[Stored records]
.....
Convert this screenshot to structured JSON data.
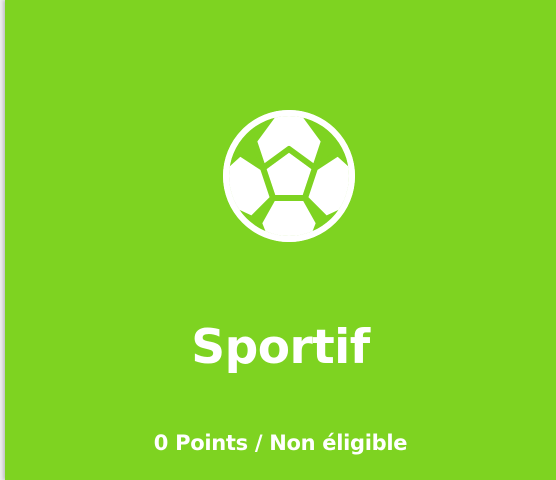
{
  "card": {
    "background_color": "#7ed321",
    "icon": "soccer-ball-icon",
    "title": "Sportif",
    "status": "0 Points / Non éligible"
  }
}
.....
-- REQUEST --
Write out the listing above again, exactly, but with no pictures in the copy.

-- SOLVED PROBLEM --
Convert this screenshot to structured JSON data.
{
  "card": {
    "background_color": "#7ed321",
    "icon": "soccer-ball-icon",
    "title": "Sportif",
    "status": "0 Points / Non éligible"
  }
}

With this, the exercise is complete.